Pull out every line in the entries below that contains the string "column", and copy each of those lines in full.

• MATERIAL SUPPLIED:
+===+

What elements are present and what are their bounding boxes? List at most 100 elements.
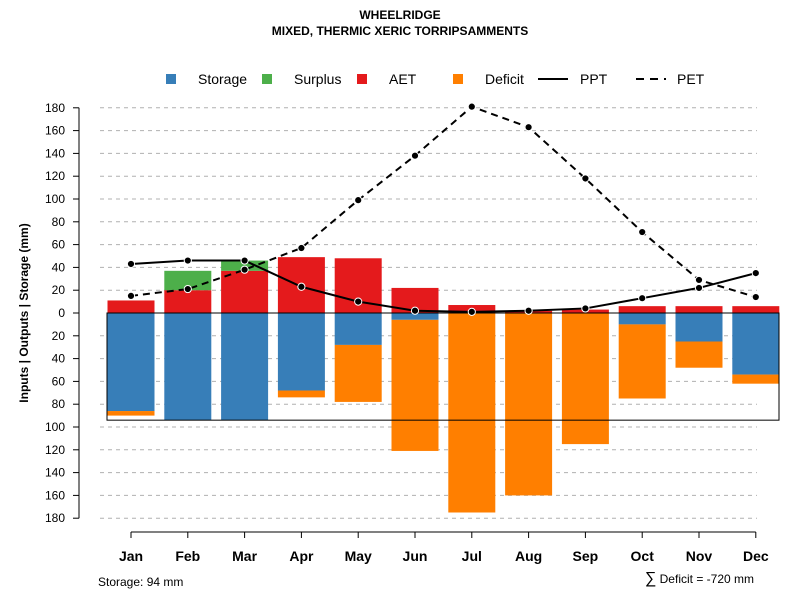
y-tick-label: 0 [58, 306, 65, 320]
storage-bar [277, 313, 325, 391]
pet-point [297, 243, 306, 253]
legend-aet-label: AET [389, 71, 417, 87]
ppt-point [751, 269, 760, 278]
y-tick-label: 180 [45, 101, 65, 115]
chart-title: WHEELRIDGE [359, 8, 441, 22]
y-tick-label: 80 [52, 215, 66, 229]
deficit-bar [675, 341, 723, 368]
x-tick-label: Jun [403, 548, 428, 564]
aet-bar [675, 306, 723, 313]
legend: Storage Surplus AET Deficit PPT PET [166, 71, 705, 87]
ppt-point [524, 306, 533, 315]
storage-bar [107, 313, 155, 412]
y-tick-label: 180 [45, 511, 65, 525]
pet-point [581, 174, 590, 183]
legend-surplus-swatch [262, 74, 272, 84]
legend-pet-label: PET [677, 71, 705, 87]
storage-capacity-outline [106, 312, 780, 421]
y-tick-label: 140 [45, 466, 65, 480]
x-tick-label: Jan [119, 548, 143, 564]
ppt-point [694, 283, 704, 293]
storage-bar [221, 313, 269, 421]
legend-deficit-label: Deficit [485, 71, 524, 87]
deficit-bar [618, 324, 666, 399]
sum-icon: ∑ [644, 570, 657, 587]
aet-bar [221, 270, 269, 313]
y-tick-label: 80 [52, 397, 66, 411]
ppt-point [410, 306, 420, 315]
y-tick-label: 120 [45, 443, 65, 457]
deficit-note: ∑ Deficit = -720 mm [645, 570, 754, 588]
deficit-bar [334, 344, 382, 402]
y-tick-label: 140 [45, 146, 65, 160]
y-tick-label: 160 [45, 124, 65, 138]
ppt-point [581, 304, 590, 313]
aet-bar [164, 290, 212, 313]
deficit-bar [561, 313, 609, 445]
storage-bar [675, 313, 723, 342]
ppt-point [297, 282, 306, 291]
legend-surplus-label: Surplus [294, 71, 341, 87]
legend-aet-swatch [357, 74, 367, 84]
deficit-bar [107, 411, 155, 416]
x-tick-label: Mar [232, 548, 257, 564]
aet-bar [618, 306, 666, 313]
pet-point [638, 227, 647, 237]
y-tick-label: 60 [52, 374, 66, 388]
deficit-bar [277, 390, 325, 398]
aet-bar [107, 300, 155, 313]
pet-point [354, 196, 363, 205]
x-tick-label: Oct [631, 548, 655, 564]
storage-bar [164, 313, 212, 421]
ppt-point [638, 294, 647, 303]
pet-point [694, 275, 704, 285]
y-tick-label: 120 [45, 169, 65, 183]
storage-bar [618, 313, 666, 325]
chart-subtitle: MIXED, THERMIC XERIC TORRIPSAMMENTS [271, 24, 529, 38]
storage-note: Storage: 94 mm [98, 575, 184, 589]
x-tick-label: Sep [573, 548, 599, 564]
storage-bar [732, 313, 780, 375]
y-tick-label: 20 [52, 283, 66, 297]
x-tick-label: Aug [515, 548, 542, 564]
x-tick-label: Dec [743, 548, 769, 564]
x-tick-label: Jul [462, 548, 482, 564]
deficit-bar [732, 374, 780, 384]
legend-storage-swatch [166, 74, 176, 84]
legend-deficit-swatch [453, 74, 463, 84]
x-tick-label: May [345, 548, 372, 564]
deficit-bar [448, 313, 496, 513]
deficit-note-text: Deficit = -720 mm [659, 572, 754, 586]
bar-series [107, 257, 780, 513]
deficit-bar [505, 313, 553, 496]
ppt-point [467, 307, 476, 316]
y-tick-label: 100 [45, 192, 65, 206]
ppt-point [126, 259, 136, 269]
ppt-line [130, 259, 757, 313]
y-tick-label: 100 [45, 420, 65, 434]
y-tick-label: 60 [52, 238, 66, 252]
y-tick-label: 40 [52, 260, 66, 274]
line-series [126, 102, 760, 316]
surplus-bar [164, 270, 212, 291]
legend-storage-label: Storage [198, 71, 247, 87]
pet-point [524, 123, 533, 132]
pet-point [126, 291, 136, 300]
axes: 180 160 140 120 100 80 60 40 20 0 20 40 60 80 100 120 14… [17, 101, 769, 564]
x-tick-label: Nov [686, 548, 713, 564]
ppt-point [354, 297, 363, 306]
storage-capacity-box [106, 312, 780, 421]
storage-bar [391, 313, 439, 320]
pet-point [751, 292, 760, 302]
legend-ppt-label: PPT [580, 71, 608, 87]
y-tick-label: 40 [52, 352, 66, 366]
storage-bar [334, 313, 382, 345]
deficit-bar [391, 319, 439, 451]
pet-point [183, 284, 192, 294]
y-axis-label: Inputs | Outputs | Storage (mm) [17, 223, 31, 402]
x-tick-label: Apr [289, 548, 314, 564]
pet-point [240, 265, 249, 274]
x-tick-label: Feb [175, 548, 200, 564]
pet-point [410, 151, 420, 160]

+===+

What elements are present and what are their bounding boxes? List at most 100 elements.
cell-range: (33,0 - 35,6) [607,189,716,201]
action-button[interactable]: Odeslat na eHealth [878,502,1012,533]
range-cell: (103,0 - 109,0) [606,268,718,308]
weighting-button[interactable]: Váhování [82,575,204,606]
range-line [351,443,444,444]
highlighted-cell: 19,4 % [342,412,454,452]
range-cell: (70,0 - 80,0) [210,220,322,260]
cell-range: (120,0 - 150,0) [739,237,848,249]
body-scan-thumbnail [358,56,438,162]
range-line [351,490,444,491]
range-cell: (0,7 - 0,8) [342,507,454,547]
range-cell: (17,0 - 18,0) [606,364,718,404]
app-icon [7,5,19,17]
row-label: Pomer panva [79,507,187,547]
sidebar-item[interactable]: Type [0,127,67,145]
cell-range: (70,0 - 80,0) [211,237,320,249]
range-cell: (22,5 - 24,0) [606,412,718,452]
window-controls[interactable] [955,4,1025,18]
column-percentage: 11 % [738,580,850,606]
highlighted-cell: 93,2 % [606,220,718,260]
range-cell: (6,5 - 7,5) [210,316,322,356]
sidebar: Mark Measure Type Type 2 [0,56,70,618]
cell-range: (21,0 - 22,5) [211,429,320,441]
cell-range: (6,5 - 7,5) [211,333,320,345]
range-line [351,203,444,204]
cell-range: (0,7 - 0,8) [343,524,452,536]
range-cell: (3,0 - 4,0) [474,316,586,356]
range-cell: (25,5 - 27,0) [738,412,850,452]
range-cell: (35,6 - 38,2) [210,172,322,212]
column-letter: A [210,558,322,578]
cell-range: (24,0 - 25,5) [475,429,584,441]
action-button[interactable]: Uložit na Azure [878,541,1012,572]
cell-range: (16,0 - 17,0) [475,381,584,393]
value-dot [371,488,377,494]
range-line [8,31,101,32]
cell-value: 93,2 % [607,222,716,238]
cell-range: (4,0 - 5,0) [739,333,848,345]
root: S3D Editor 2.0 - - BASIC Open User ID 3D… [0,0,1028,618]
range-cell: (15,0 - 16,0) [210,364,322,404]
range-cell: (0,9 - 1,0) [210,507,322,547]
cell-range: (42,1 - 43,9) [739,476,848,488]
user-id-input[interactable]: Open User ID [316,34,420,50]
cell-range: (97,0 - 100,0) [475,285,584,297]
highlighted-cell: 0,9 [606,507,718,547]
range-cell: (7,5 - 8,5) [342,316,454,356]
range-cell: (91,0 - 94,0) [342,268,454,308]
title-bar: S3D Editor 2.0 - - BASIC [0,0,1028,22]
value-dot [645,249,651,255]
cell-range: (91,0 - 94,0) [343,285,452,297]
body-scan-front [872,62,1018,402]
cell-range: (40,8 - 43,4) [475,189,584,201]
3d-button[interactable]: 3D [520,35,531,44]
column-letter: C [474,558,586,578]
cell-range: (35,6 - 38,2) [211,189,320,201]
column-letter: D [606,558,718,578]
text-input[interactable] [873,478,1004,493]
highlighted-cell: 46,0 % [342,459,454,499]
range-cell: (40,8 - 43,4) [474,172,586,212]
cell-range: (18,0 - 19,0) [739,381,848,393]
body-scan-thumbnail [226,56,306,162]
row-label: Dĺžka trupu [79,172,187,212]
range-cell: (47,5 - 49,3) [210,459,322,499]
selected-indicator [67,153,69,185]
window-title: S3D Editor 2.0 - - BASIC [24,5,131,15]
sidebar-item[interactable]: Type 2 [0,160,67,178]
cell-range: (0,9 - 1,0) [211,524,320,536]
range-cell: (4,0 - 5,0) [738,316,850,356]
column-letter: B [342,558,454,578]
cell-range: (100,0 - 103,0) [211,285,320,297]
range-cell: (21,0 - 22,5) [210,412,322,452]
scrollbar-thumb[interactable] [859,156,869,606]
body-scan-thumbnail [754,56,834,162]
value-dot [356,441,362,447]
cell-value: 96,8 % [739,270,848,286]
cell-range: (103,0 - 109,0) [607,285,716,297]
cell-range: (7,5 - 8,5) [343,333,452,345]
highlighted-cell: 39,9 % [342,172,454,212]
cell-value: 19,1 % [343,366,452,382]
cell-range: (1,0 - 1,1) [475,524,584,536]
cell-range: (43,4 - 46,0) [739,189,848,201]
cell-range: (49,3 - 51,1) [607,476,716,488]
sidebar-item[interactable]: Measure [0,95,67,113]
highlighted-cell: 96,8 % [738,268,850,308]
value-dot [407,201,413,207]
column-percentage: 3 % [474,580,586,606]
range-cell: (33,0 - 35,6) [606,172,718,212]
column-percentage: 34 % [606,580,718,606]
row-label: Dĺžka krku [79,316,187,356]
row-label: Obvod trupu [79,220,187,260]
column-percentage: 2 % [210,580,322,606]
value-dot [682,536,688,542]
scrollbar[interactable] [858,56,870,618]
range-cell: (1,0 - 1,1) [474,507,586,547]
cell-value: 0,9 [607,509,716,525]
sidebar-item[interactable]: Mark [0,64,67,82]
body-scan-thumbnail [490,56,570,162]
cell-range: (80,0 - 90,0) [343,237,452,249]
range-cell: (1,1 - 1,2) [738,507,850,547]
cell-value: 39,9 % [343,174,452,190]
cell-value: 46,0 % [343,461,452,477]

+===+

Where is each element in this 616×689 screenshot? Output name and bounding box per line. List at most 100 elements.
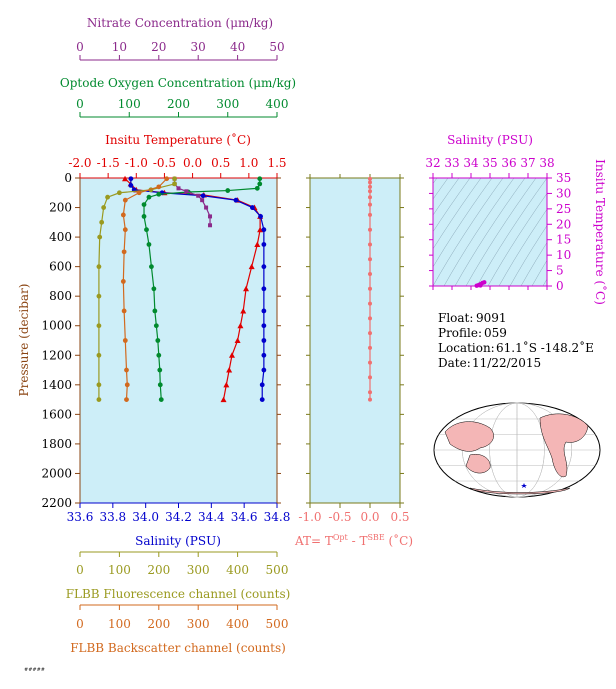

+===+

• CORRECT ANSWER:
column-percentage: 11 % [738,580,850,606]
column-letter: A [210,558,322,578]
column-letter: C [474,558,586,578]
column-letter: D [606,558,718,578]
column-letter: B [342,558,454,578]
column-percentage: 3 % [474,580,586,606]
column-percentage: 34 % [606,580,718,606]
column-percentage: 2 % [210,580,322,606]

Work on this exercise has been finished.